* _STATED EXERCISE_:
Copy every line of the data that includes the string "this".

(Records excerpted from a collection)
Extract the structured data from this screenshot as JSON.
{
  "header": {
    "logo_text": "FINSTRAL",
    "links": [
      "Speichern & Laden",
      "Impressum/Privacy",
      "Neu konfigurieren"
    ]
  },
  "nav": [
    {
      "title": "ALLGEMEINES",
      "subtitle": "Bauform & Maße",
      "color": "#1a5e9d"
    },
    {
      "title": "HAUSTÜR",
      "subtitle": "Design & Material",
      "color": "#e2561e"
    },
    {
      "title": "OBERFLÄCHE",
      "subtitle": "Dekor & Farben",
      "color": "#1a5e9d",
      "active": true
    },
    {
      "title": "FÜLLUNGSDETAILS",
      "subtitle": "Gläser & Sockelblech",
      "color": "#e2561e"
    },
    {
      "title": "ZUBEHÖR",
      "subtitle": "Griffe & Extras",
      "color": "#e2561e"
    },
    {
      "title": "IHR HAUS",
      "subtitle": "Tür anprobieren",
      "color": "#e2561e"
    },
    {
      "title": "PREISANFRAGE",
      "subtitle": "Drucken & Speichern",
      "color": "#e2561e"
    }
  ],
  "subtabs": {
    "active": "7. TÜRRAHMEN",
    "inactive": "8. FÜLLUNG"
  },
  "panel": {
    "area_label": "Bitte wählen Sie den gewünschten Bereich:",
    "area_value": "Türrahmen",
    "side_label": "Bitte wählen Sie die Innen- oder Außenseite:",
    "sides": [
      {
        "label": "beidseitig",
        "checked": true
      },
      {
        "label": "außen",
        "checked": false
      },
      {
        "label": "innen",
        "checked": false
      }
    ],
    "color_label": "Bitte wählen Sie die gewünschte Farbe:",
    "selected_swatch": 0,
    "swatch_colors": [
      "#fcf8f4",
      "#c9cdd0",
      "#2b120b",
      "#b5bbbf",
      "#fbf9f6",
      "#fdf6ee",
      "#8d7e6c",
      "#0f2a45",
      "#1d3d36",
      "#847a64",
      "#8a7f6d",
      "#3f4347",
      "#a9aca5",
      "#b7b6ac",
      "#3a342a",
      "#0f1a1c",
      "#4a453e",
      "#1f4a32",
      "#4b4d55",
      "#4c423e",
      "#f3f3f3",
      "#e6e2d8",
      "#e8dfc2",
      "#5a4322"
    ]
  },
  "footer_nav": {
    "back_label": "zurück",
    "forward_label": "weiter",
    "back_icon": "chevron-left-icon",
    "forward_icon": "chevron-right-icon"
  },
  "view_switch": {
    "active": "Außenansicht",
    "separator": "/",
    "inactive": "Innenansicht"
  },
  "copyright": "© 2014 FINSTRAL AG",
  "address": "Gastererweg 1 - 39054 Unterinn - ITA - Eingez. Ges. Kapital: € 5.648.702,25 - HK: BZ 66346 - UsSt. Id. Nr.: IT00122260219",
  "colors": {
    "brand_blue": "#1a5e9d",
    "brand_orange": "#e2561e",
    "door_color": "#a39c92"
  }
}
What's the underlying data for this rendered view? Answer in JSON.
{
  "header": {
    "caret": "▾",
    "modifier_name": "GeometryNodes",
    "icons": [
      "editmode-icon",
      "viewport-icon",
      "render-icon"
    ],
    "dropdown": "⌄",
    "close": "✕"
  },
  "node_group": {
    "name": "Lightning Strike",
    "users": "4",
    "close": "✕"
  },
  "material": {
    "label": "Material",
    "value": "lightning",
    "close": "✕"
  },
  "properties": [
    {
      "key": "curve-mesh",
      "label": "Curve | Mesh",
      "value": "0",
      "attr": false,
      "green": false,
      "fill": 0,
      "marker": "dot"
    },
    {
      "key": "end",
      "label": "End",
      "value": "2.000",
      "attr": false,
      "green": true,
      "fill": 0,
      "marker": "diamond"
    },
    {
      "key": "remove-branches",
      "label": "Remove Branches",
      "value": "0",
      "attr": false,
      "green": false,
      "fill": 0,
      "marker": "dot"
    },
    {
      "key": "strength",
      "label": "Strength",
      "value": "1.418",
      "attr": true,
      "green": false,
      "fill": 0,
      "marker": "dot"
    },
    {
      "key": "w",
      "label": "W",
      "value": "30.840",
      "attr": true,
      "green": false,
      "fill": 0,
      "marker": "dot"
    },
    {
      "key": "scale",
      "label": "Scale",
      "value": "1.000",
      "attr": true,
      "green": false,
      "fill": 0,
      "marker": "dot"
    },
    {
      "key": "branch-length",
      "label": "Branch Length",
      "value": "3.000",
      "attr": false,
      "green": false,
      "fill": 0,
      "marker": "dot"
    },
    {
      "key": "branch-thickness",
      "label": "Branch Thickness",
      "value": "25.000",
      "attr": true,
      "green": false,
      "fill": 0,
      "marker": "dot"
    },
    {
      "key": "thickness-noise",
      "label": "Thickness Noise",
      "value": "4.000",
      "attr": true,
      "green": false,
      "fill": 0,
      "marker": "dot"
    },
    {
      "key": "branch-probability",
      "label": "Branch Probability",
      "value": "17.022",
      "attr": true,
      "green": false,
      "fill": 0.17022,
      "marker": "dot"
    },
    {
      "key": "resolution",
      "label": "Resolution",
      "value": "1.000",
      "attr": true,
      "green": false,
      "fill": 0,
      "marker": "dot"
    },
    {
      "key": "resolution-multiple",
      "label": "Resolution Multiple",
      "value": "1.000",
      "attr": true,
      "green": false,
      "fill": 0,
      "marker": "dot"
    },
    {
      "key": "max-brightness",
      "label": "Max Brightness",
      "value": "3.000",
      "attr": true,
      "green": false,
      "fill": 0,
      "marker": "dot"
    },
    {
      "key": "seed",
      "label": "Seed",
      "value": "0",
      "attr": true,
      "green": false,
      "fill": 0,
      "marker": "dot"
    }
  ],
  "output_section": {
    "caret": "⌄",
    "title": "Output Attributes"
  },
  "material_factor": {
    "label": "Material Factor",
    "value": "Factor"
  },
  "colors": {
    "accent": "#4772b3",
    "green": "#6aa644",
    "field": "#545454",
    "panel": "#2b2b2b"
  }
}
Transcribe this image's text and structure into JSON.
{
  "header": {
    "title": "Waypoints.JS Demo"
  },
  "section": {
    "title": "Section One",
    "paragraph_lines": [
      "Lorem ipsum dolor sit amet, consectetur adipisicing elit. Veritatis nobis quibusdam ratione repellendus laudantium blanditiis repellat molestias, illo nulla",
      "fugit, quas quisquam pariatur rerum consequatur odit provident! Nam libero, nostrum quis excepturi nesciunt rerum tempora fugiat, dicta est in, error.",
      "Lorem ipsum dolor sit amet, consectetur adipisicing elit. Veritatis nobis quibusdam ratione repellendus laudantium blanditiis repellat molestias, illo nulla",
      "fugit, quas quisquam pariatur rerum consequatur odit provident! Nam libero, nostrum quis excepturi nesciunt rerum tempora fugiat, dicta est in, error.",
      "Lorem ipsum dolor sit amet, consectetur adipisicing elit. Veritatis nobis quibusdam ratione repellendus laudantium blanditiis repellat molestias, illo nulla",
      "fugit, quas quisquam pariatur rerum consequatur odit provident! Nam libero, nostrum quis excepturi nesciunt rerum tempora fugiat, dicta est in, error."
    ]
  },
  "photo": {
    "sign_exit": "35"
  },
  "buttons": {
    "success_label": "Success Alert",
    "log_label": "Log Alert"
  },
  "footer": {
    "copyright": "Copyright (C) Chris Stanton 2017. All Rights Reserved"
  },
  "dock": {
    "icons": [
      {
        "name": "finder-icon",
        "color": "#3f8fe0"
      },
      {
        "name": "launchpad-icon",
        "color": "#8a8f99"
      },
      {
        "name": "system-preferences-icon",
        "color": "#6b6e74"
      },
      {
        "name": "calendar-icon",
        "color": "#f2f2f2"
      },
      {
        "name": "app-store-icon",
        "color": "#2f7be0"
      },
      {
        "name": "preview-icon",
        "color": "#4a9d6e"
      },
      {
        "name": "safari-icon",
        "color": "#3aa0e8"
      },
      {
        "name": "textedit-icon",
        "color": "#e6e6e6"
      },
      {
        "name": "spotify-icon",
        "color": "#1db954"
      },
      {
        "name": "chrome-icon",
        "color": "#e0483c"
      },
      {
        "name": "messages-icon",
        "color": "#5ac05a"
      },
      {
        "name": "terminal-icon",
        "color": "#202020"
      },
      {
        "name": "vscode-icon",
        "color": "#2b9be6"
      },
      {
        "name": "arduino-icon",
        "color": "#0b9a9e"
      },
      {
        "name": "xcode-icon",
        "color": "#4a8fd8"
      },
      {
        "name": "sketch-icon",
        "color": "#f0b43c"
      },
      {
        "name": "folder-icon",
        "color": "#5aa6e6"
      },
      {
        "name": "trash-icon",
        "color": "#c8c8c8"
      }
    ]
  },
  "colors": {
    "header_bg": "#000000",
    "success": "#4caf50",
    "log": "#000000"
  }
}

* _OUTPUT OF THE TASK_:
Extract the structured data from this screenshot as JSON.
What's the underlying data for this rendered view? Answer in JSON.
Transcribe this image's text and structure into JSON.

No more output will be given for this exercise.